Instruction
Write out each line exactly as given. Leave the pictures out of your copy.
───── Material to process ─────
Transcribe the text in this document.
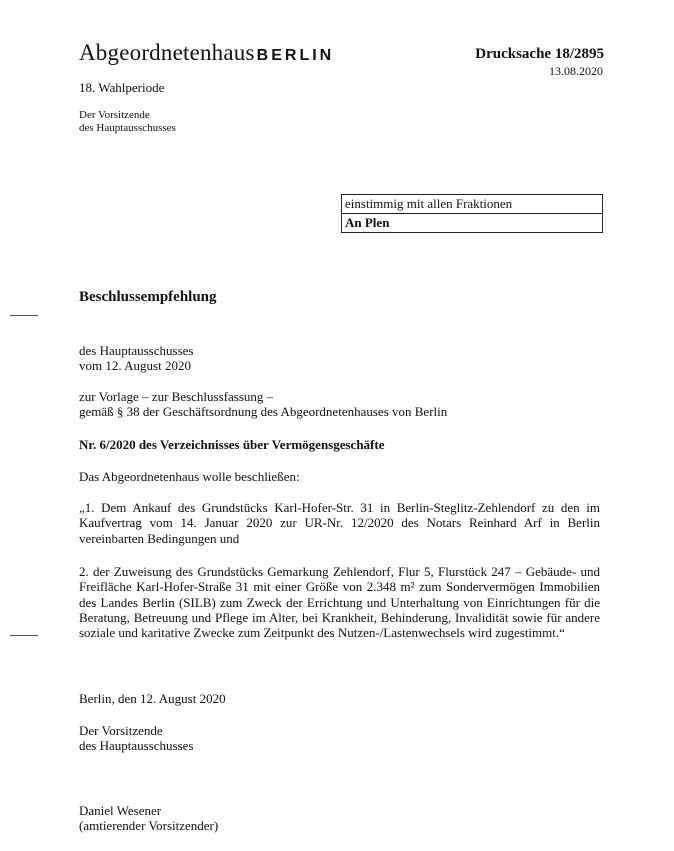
Abgeordnetenhaus BERLIN	Drucksache 18/2895
13.08.2020
18. Wahlperiode
Der Vorsitzende
des Hauptausschusses
einstimmig mit allen Fraktionen
An Plen
Beschlussempfehlung
des Hauptausschusses
vom 12. August 2020
zur Vorlage – zur Beschlussfassung –
gemäß § 38 der Geschäftsordnung des Abgeordnetenhauses von Berlin
Nr. 6/2020 des Verzeichnisses über Vermögensgeschäfte
Das Abgeordnetenhaus wolle beschließen:
„1. Dem Ankauf des Grundstücks Karl-Hofer-Str. 31 in Berlin-Steglitz-Zehlendorf zu den im Kaufvertrag vom 14. Januar 2020 zur UR-Nr. 12/2020 des Notars Reinhard Arf in Berlin vereinbarten Bedingungen und
2. der Zuweisung des Grundstücks Gemarkung Zehlendorf, Flur 5, Flurstück 247 – Gebäude- und Freifläche Karl-Hofer-Straße 31 mit einer Größe von 2.348 m² zum Sondervermögen Immobilien des Landes Berlin (SILB) zum Zweck der Errichtung und Unterhaltung von Einrichtungen für die Beratung, Betreuung und Pflege im Alter, bei Krankheit, Behinderung, Invalidität sowie für andere soziale und karitative Zwecke zum Zeitpunkt des Nutzen-/Lastenwechsels wird zugestimmt.“
Berlin, den 12. August 2020
Der Vorsitzende
des Hauptausschusses
Daniel Wesener
(amtierender Vorsitzender)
─────
Complete output
Transcribe the text in this document.
Abgeordnetenhaus BERLIN	Drucksache 18/2895
13.08.2020
18. Wahlperiode
Der Vorsitzende
des Hauptausschusses
einstimmig mit allen Fraktionen
An Plen
Beschlussempfehlung
des Hauptausschusses
vom 12. August 2020
zur Vorlage – zur Beschlussfassung –
gemäß § 38 der Geschäftsordnung des Abgeordnetenhauses von Berlin
Nr. 6/2020 des Verzeichnisses über Vermögensgeschäfte
Das Abgeordnetenhaus wolle beschließen:
„1. Dem Ankauf des Grundstücks Karl-Hofer-Str. 31 in Berlin-Steglitz-Zehlendorf zu den im Kaufvertrag vom 14. Januar 2020 zur UR-Nr. 12/2020 des Notars Reinhard Arf in Berlin vereinbarten Bedingungen und
2. der Zuweisung des Grundstücks Gemarkung Zehlendorf, Flur 5, Flurstück 247 – Gebäude- und Freifläche Karl-Hofer-Straße 31 mit einer Größe von 2.348 m² zum Sondervermögen Immobilien des Landes Berlin (SILB) zum Zweck der Errichtung und Unterhaltung von Einrichtungen für die Beratung, Betreuung und Pflege im Alter, bei Krankheit, Behinderung, Invalidität sowie für andere soziale und karitative Zwecke zum Zeitpunkt des Nutzen-/Lastenwechsels wird zugestimmt.“
Berlin, den 12. August 2020
Der Vorsitzende
des Hauptausschusses
Daniel Wesener
(amtierender Vorsitzender)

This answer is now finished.